* BEGIN Dataset records *

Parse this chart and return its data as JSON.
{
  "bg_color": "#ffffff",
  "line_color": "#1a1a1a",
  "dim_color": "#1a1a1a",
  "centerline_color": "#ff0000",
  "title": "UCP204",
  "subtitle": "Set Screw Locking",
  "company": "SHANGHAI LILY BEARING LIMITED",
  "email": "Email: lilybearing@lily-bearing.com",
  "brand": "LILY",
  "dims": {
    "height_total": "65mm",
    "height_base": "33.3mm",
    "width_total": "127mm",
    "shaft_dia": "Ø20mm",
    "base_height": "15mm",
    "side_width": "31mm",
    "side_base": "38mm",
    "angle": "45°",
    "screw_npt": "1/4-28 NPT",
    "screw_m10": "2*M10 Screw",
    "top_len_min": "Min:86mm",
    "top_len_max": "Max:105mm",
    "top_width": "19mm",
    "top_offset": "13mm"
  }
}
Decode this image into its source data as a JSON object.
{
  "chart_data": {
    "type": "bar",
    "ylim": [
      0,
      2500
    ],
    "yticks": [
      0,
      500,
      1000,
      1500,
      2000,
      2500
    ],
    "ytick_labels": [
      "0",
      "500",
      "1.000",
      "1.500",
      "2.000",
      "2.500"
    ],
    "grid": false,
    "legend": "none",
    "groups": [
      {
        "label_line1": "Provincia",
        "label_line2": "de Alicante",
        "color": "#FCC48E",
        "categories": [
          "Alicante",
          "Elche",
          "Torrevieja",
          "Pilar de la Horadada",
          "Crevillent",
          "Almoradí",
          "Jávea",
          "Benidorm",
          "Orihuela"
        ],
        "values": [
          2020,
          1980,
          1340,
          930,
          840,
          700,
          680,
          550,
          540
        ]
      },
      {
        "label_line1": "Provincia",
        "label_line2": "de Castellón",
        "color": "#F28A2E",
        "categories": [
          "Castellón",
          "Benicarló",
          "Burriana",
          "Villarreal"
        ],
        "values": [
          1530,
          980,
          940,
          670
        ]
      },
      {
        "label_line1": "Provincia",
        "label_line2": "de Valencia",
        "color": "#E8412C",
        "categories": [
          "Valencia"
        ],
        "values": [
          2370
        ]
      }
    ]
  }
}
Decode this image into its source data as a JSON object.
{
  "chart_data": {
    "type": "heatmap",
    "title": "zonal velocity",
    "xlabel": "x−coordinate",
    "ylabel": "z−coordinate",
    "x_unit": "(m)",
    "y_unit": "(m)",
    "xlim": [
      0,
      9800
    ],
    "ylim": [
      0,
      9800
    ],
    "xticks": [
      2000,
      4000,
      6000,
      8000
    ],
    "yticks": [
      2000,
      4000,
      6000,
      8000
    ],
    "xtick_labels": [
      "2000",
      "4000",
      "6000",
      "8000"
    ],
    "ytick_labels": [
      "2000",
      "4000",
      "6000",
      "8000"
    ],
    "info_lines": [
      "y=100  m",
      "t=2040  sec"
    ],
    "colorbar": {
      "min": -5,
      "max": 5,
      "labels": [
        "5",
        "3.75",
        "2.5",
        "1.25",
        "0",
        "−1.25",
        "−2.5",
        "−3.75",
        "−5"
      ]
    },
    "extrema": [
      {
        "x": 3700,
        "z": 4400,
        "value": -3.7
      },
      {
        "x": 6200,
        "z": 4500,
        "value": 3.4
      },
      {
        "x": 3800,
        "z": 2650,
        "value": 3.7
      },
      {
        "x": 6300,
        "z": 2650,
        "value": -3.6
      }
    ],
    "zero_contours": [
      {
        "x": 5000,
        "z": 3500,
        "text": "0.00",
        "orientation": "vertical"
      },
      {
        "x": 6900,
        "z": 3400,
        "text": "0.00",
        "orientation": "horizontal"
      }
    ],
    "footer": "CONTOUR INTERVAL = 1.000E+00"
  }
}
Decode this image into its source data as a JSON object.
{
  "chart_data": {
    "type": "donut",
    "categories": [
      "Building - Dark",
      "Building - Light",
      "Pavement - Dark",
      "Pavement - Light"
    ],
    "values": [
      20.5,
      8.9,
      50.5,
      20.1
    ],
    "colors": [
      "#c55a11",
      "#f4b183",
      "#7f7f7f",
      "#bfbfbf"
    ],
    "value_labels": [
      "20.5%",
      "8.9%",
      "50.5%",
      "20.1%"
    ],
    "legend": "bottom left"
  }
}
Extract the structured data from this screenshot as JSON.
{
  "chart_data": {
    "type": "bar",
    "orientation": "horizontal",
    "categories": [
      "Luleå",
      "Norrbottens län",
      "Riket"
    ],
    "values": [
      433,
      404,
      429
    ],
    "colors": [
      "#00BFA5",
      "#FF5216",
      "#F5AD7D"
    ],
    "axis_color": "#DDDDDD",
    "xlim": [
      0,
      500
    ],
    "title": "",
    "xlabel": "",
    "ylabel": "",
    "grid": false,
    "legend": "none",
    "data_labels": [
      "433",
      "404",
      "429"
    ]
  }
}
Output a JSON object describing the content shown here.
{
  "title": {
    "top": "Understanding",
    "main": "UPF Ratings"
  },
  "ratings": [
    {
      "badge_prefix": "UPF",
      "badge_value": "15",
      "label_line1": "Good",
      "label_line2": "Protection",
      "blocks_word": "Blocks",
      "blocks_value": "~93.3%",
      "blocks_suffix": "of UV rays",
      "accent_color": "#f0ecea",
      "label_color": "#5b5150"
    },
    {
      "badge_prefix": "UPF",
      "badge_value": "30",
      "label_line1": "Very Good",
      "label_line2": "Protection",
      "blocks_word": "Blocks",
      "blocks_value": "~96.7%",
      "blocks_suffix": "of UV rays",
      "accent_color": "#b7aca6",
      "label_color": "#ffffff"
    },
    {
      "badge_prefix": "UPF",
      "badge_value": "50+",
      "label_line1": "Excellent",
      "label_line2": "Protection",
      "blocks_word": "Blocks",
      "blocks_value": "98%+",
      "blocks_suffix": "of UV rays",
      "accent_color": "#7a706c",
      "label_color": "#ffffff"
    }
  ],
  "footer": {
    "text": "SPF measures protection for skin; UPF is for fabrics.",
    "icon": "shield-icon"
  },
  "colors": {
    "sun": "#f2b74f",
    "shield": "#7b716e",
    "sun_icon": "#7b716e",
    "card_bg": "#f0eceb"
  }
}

* END Dataset records *

**Written problem:**
The whole listing above needs to be written out again exactly.

**Response:**
Parse this chart and return its data as JSON.
{
  "bg_color": "#ffffff",
  "line_color": "#1a1a1a",
  "dim_color": "#1a1a1a",
  "centerline_color": "#ff0000",
  "title": "UCP204",
  "subtitle": "Set Screw Locking",
  "company": "SHANGHAI LILY BEARING LIMITED",
  "email": "Email: lilybearing@lily-bearing.com",
  "brand": "LILY",
  "dims": {
    "height_total": "65mm",
    "height_base": "33.3mm",
    "width_total": "127mm",
    "shaft_dia": "Ø20mm",
    "base_height": "15mm",
    "side_width": "31mm",
    "side_base": "38mm",
    "angle": "45°",
    "screw_npt": "1/4-28 NPT",
    "screw_m10": "2*M10 Screw",
    "top_len_min": "Min:86mm",
    "top_len_max": "Max:105mm",
    "top_width": "19mm",
    "top_offset": "13mm"
  }
}
Decode this image into its source data as a JSON object.
{
  "chart_data": {
    "type": "bar",
    "ylim": [
      0,
      2500
    ],
    "yticks": [
      0,
      500,
      1000,
      1500,
      2000,
      2500
    ],
    "ytick_labels": [
      "0",
      "500",
      "1.000",
      "1.500",
      "2.000",
      "2.500"
    ],
    "grid": false,
    "legend": "none",
    "groups": [
      {
        "label_line1": "Provincia",
        "label_line2": "de Alicante",
        "color": "#FCC48E",
        "categories": [
          "Alicante",
          "Elche",
          "Torrevieja",
          "Pilar de la Horadada",
          "Crevillent",
          "Almoradí",
          "Jávea",
          "Benidorm",
          "Orihuela"
        ],
        "values": [
          2020,
          1980,
          1340,
          930,
          840,
          700,
          680,
          550,
          540
        ]
      },
      {
        "label_line1": "Provincia",
        "label_line2": "de Castellón",
        "color": "#F28A2E",
        "categories": [
          "Castellón",
          "Benicarló",
          "Burriana",
          "Villarreal"
        ],
        "values": [
          1530,
          980,
          940,
          670
        ]
      },
      {
        "label_line1": "Provincia",
        "label_line2": "de Valencia",
        "color": "#E8412C",
        "categories": [
          "Valencia"
        ],
        "values": [
          2370
        ]
      }
    ]
  }
}
Decode this image into its source data as a JSON object.
{
  "chart_data": {
    "type": "heatmap",
    "title": "zonal velocity",
    "xlabel": "x−coordinate",
    "ylabel": "z−coordinate",
    "x_unit": "(m)",
    "y_unit": "(m)",
    "xlim": [
      0,
      9800
    ],
    "ylim": [
      0,
      9800
    ],
    "xticks": [
      2000,
      4000,
      6000,
      8000
    ],
    "yticks": [
      2000,
      4000,
      6000,
      8000
    ],
    "xtick_labels": [
      "2000",
      "4000",
      "6000",
      "8000"
    ],
    "ytick_labels": [
      "2000",
      "4000",
      "6000",
      "8000"
    ],
    "info_lines": [
      "y=100  m",
      "t=2040  sec"
    ],
    "colorbar": {
      "min": -5,
      "max": 5,
      "labels": [
        "5",
        "3.75",
        "2.5",
        "1.25",
        "0",
        "−1.25",
        "−2.5",
        "−3.75",
        "−5"
      ]
    },
    "extrema": [
      {
        "x": 3700,
        "z": 4400,
        "value": -3.7
      },
      {
        "x": 6200,
        "z": 4500,
        "value": 3.4
      },
      {
        "x": 3800,
        "z": 2650,
        "value": 3.7
      },
      {
        "x": 6300,
        "z": 2650,
        "value": -3.6
      }
    ],
    "zero_contours": [
      {
        "x": 5000,
        "z": 3500,
        "text": "0.00",
        "orientation": "vertical"
      },
      {
        "x": 6900,
        "z": 3400,
        "text": "0.00",
        "orientation": "horizontal"
      }
    ],
    "footer": "CONTOUR INTERVAL = 1.000E+00"
  }
}
Decode this image into its source data as a JSON object.
{
  "chart_data": {
    "type": "donut",
    "categories": [
      "Building - Dark",
      "Building - Light",
      "Pavement - Dark",
      "Pavement - Light"
    ],
    "values": [
      20.5,
      8.9,
      50.5,
      20.1
    ],
    "colors": [
      "#c55a11",
      "#f4b183",
      "#7f7f7f",
      "#bfbfbf"
    ],
    "value_labels": [
      "20.5%",
      "8.9%",
      "50.5%",
      "20.1%"
    ],
    "legend": "bottom left"
  }
}
Extract the structured data from this screenshot as JSON.
{
  "chart_data": {
    "type": "bar",
    "orientation": "horizontal",
    "categories": [
      "Luleå",
      "Norrbottens län",
      "Riket"
    ],
    "values": [
      433,
      404,
      429
    ],
    "colors": [
      "#00BFA5",
      "#FF5216",
      "#F5AD7D"
    ],
    "axis_color": "#DDDDDD",
    "xlim": [
      0,
      500
    ],
    "title": "",
    "xlabel": "",
    "ylabel": "",
    "grid": false,
    "legend": "none",
    "data_labels": [
      "433",
      "404",
      "429"
    ]
  }
}
Output a JSON object describing the content shown here.
{
  "title": {
    "top": "Understanding",
    "main": "UPF Ratings"
  },
  "ratings": [
    {
      "badge_prefix": "UPF",
      "badge_value": "15",
      "label_line1": "Good",
      "label_line2": "Protection",
      "blocks_word": "Blocks",
      "blocks_value": "~93.3%",
      "blocks_suffix": "of UV rays",
      "accent_color": "#f0ecea",
      "label_color": "#5b5150"
    },
    {
      "badge_prefix": "UPF",
      "badge_value": "30",
      "label_line1": "Very Good",
      "label_line2": "Protection",
      "blocks_word": "Blocks",
      "blocks_value": "~96.7%",
      "blocks_suffix": "of UV rays",
      "accent_color": "#b7aca6",
      "label_color": "#ffffff"
    },
    {
      "badge_prefix": "UPF",
      "badge_value": "50+",
      "label_line1": "Excellent",
      "label_line2": "Protection",
      "blocks_word": "Blocks",
      "blocks_value": "98%+",
      "blocks_suffix": "of UV rays",
      "accent_color": "#7a706c",
      "label_color": "#ffffff"
    }
  ],
  "footer": {
    "text": "SPF measures protection for skin; UPF is for fabrics.",
    "icon": "shield-icon"
  },
  "colors": {
    "sun": "#f2b74f",
    "shield": "#7b716e",
    "sun_icon": "#7b716e",
    "card_bg": "#f0eceb"
  }
}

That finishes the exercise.